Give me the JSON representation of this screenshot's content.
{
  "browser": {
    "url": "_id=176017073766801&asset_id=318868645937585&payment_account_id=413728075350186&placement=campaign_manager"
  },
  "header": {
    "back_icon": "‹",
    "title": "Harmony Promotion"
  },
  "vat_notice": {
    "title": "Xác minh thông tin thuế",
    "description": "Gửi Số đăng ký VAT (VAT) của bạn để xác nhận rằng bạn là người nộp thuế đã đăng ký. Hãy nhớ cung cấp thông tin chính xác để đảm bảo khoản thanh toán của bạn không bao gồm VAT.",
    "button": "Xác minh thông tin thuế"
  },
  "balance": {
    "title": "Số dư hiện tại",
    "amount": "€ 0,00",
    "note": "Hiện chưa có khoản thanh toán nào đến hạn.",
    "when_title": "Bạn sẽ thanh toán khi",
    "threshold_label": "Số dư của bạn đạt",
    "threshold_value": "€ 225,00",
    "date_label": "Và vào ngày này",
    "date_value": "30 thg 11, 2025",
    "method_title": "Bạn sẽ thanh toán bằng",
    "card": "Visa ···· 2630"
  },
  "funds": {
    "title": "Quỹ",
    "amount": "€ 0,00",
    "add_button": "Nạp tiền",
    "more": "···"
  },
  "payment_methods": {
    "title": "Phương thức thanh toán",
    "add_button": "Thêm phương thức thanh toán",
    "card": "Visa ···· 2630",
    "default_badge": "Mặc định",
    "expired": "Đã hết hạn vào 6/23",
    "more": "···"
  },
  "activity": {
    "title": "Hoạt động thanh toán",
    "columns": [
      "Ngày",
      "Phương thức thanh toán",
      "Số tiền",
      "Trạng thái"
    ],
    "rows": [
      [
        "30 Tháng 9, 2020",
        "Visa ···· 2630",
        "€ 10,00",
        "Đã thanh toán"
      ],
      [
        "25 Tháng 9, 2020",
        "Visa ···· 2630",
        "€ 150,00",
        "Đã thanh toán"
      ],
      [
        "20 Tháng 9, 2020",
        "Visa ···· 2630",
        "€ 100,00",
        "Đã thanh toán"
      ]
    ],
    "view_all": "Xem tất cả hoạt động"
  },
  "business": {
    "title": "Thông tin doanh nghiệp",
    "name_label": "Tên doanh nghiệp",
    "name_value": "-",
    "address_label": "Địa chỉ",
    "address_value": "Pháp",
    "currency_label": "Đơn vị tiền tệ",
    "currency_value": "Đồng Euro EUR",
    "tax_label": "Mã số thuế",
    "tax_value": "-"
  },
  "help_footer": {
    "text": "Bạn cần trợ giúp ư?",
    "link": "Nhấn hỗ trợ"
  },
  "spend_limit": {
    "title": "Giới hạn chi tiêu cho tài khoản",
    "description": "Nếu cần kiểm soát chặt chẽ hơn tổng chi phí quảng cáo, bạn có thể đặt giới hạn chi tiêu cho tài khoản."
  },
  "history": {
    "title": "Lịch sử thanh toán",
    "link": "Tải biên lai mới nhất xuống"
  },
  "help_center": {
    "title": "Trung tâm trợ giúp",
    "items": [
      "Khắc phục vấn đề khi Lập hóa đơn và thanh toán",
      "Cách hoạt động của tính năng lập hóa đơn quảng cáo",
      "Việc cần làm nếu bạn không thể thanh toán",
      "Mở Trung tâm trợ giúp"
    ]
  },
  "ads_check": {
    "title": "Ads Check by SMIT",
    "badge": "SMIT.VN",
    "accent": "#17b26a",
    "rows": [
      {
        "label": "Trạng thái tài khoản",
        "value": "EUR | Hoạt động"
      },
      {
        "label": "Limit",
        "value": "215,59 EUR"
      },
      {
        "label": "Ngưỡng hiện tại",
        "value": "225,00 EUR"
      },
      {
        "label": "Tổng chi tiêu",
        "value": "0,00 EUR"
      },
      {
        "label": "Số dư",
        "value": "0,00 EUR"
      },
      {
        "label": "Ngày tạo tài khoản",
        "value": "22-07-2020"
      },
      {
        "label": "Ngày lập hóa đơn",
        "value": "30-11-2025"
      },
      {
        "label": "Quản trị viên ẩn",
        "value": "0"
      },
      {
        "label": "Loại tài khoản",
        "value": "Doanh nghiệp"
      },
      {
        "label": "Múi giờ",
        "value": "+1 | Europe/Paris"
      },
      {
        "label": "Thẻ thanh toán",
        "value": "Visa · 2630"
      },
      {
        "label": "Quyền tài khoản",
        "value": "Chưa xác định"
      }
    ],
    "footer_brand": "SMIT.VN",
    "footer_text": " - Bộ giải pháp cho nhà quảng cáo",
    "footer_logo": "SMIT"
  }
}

** WHAT YOU WILL DO **
Exactly reproduce every line of the data above.

** SOLUTION FOR THIS TASK **
Give me the JSON representation of this screenshot's content.
{
  "browser": {
    "url": "_id=176017073766801&asset_id=318868645937585&payment_account_id=413728075350186&placement=campaign_manager"
  },
  "header": {
    "back_icon": "‹",
    "title": "Harmony Promotion"
  },
  "vat_notice": {
    "title": "Xác minh thông tin thuế",
    "description": "Gửi Số đăng ký VAT (VAT) của bạn để xác nhận rằng bạn là người nộp thuế đã đăng ký. Hãy nhớ cung cấp thông tin chính xác để đảm bảo khoản thanh toán của bạn không bao gồm VAT.",
    "button": "Xác minh thông tin thuế"
  },
  "balance": {
    "title": "Số dư hiện tại",
    "amount": "€ 0,00",
    "note": "Hiện chưa có khoản thanh toán nào đến hạn.",
    "when_title": "Bạn sẽ thanh toán khi",
    "threshold_label": "Số dư của bạn đạt",
    "threshold_value": "€ 225,00",
    "date_label": "Và vào ngày này",
    "date_value": "30 thg 11, 2025",
    "method_title": "Bạn sẽ thanh toán bằng",
    "card": "Visa ···· 2630"
  },
  "funds": {
    "title": "Quỹ",
    "amount": "€ 0,00",
    "add_button": "Nạp tiền",
    "more": "···"
  },
  "payment_methods": {
    "title": "Phương thức thanh toán",
    "add_button": "Thêm phương thức thanh toán",
    "card": "Visa ···· 2630",
    "default_badge": "Mặc định",
    "expired": "Đã hết hạn vào 6/23",
    "more": "···"
  },
  "activity": {
    "title": "Hoạt động thanh toán",
    "columns": [
      "Ngày",
      "Phương thức thanh toán",
      "Số tiền",
      "Trạng thái"
    ],
    "rows": [
      [
        "30 Tháng 9, 2020",
        "Visa ···· 2630",
        "€ 10,00",
        "Đã thanh toán"
      ],
      [
        "25 Tháng 9, 2020",
        "Visa ···· 2630",
        "€ 150,00",
        "Đã thanh toán"
      ],
      [
        "20 Tháng 9, 2020",
        "Visa ···· 2630",
        "€ 100,00",
        "Đã thanh toán"
      ]
    ],
    "view_all": "Xem tất cả hoạt động"
  },
  "business": {
    "title": "Thông tin doanh nghiệp",
    "name_label": "Tên doanh nghiệp",
    "name_value": "-",
    "address_label": "Địa chỉ",
    "address_value": "Pháp",
    "currency_label": "Đơn vị tiền tệ",
    "currency_value": "Đồng Euro EUR",
    "tax_label": "Mã số thuế",
    "tax_value": "-"
  },
  "help_footer": {
    "text": "Bạn cần trợ giúp ư?",
    "link": "Nhấn hỗ trợ"
  },
  "spend_limit": {
    "title": "Giới hạn chi tiêu cho tài khoản",
    "description": "Nếu cần kiểm soát chặt chẽ hơn tổng chi phí quảng cáo, bạn có thể đặt giới hạn chi tiêu cho tài khoản."
  },
  "history": {
    "title": "Lịch sử thanh toán",
    "link": "Tải biên lai mới nhất xuống"
  },
  "help_center": {
    "title": "Trung tâm trợ giúp",
    "items": [
      "Khắc phục vấn đề khi Lập hóa đơn và thanh toán",
      "Cách hoạt động của tính năng lập hóa đơn quảng cáo",
      "Việc cần làm nếu bạn không thể thanh toán",
      "Mở Trung tâm trợ giúp"
    ]
  },
  "ads_check": {
    "title": "Ads Check by SMIT",
    "badge": "SMIT.VN",
    "accent": "#17b26a",
    "rows": [
      {
        "label": "Trạng thái tài khoản",
        "value": "EUR | Hoạt động"
      },
      {
        "label": "Limit",
        "value": "215,59 EUR"
      },
      {
        "label": "Ngưỡng hiện tại",
        "value": "225,00 EUR"
      },
      {
        "label": "Tổng chi tiêu",
        "value": "0,00 EUR"
      },
      {
        "label": "Số dư",
        "value": "0,00 EUR"
      },
      {
        "label": "Ngày tạo tài khoản",
        "value": "22-07-2020"
      },
      {
        "label": "Ngày lập hóa đơn",
        "value": "30-11-2025"
      },
      {
        "label": "Quản trị viên ẩn",
        "value": "0"
      },
      {
        "label": "Loại tài khoản",
        "value": "Doanh nghiệp"
      },
      {
        "label": "Múi giờ",
        "value": "+1 | Europe/Paris"
      },
      {
        "label": "Thẻ thanh toán",
        "value": "Visa · 2630"
      },
      {
        "label": "Quyền tài khoản",
        "value": "Chưa xác định"
      }
    ],
    "footer_brand": "SMIT.VN",
    "footer_text": " - Bộ giải pháp cho nhà quảng cáo",
    "footer_logo": "SMIT"
  }
}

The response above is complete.